* Begin Record excerpts *

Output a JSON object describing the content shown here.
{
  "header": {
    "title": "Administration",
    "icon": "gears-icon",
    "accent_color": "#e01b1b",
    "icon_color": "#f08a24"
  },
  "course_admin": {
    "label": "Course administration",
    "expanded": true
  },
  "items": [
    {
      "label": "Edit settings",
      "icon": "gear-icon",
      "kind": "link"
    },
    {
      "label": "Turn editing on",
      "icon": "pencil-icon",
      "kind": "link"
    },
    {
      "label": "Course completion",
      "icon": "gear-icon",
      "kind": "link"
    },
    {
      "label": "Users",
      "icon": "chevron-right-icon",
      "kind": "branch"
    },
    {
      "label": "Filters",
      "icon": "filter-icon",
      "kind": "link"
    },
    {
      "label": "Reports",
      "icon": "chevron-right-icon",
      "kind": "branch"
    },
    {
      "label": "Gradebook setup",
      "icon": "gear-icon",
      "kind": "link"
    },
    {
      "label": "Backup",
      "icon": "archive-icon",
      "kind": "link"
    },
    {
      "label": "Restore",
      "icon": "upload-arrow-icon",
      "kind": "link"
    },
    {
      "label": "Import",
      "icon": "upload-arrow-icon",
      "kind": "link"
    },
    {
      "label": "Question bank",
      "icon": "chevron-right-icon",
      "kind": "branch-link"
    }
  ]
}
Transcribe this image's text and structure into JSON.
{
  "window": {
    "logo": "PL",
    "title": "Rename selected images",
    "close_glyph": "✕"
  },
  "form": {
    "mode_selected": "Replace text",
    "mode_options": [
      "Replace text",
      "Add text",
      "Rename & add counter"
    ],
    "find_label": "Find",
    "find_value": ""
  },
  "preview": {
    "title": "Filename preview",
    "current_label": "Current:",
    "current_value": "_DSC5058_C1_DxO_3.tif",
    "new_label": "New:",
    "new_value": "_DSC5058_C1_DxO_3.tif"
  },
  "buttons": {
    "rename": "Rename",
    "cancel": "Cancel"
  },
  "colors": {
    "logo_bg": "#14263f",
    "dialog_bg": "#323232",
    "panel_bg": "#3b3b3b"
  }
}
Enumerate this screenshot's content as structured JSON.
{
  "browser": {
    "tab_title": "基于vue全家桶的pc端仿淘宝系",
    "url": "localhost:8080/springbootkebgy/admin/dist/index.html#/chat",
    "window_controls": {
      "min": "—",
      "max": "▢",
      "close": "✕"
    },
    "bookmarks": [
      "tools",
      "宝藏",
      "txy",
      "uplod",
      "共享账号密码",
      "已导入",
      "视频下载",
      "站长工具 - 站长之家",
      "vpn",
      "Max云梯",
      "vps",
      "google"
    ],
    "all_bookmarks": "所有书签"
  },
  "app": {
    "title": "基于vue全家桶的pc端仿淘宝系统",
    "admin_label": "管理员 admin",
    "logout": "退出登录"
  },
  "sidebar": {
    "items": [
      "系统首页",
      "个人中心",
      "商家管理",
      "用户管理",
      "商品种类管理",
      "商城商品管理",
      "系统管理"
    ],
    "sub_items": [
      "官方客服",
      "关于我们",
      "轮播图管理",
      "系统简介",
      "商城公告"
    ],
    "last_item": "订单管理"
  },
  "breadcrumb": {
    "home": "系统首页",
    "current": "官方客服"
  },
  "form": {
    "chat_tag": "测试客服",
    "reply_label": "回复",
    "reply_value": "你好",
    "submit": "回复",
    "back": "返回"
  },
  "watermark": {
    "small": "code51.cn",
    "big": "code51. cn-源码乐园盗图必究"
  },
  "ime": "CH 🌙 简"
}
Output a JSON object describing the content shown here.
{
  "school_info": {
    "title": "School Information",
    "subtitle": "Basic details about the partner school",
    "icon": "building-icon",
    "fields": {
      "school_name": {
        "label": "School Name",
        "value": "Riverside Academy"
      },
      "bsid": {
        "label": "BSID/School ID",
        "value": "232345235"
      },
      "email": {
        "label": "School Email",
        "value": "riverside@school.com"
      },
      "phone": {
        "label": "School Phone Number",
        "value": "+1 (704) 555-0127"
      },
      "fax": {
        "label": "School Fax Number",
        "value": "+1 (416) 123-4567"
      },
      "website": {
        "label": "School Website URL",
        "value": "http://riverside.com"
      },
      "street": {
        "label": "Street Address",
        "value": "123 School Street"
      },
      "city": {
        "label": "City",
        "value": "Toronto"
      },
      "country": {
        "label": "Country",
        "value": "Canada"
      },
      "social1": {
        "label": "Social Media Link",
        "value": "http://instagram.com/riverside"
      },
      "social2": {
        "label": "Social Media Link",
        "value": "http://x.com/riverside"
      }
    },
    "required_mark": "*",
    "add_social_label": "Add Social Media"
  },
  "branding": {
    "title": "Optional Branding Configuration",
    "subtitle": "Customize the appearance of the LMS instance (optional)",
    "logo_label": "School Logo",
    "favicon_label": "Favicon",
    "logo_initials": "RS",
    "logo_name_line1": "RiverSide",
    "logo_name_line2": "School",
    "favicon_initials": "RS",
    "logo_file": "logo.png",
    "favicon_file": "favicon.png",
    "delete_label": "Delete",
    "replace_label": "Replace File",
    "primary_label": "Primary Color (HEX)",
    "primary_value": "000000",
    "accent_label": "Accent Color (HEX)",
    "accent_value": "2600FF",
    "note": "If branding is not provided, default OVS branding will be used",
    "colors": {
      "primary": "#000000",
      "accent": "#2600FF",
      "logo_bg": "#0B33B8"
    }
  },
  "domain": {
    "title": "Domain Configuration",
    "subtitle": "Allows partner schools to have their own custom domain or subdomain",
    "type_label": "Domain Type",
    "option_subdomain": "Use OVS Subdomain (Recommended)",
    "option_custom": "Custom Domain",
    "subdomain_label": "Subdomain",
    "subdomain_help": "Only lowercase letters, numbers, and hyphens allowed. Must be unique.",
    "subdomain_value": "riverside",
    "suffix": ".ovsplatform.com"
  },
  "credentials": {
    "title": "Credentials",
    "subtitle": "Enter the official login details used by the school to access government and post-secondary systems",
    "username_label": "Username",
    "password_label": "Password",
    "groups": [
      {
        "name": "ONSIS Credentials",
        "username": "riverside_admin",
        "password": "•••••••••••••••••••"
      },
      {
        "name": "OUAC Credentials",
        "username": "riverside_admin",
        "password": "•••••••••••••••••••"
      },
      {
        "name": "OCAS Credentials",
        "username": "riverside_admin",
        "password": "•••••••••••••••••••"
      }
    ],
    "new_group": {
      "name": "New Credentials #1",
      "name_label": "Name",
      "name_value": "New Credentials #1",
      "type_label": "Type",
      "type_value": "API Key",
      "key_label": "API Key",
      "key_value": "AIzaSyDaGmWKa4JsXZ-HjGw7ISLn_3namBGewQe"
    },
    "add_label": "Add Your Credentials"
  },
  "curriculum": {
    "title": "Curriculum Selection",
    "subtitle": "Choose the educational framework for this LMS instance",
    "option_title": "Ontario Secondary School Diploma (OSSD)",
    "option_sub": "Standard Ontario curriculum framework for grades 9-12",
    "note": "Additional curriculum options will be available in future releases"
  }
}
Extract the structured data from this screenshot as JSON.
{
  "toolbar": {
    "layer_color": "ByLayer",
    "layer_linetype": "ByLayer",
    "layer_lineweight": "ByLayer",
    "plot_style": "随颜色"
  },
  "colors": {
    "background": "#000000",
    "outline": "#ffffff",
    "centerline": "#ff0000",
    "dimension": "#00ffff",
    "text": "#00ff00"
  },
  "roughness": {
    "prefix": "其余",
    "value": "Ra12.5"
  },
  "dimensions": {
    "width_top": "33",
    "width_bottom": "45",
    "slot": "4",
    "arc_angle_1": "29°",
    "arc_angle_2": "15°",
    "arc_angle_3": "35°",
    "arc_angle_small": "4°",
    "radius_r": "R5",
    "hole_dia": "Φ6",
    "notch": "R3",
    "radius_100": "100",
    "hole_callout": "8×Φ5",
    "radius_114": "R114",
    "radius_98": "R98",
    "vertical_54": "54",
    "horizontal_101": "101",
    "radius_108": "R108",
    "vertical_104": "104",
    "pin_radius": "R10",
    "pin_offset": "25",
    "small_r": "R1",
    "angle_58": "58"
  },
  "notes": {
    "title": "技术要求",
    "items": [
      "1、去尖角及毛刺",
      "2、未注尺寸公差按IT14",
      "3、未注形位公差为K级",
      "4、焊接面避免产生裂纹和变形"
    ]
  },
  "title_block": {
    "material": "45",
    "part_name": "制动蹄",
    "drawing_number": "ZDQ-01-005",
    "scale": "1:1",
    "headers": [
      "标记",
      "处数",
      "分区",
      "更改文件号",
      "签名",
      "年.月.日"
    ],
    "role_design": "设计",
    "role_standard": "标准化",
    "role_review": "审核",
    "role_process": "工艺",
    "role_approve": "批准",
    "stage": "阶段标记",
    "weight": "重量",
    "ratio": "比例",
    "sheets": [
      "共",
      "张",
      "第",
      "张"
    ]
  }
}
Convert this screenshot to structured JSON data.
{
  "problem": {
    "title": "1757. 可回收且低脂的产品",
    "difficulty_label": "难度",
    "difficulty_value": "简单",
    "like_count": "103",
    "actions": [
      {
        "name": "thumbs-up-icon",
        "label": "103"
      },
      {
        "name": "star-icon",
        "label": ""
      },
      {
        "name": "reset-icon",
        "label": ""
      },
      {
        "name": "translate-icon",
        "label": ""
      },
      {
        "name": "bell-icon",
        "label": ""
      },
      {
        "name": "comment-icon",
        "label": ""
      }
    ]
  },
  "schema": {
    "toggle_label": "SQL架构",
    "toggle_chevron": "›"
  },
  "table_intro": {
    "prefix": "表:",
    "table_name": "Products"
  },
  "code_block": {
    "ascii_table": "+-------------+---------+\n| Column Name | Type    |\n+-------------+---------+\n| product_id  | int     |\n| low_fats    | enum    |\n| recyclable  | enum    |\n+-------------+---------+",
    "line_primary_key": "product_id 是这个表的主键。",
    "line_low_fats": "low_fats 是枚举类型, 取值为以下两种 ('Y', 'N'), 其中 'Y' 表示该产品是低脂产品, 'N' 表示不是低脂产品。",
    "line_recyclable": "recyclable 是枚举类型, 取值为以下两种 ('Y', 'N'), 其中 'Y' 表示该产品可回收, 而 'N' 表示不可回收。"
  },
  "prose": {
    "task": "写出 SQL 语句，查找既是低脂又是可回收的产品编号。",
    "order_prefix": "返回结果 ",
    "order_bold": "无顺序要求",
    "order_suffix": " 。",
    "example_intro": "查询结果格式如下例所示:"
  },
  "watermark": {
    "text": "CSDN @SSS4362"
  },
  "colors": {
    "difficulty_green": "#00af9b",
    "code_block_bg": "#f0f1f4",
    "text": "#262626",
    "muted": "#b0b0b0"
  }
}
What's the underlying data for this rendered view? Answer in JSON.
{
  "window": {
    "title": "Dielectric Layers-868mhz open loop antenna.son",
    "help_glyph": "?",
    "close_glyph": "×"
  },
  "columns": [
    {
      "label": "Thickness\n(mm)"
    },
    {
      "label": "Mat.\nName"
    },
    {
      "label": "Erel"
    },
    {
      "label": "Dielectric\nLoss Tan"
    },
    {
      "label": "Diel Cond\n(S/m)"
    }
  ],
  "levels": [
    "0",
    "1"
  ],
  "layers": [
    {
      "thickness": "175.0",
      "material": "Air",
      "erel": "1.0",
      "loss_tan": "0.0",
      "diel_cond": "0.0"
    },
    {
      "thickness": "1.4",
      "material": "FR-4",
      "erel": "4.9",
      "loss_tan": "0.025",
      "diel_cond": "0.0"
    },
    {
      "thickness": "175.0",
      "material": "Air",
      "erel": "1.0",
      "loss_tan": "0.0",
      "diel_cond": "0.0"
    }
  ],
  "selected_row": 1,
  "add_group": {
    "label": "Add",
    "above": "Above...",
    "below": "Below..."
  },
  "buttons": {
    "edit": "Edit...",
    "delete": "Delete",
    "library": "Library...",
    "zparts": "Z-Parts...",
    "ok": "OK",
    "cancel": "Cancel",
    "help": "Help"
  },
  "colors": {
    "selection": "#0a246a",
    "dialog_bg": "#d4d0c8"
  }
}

* End Record excerpts *

Description of the task -> Copy out every line of the material above that mentions the word "partner".

Final answer ->
    "subtitle": "Basic details about the partner school",
    "subtitle": "Allows partner schools to have their own custom domain or subdomain",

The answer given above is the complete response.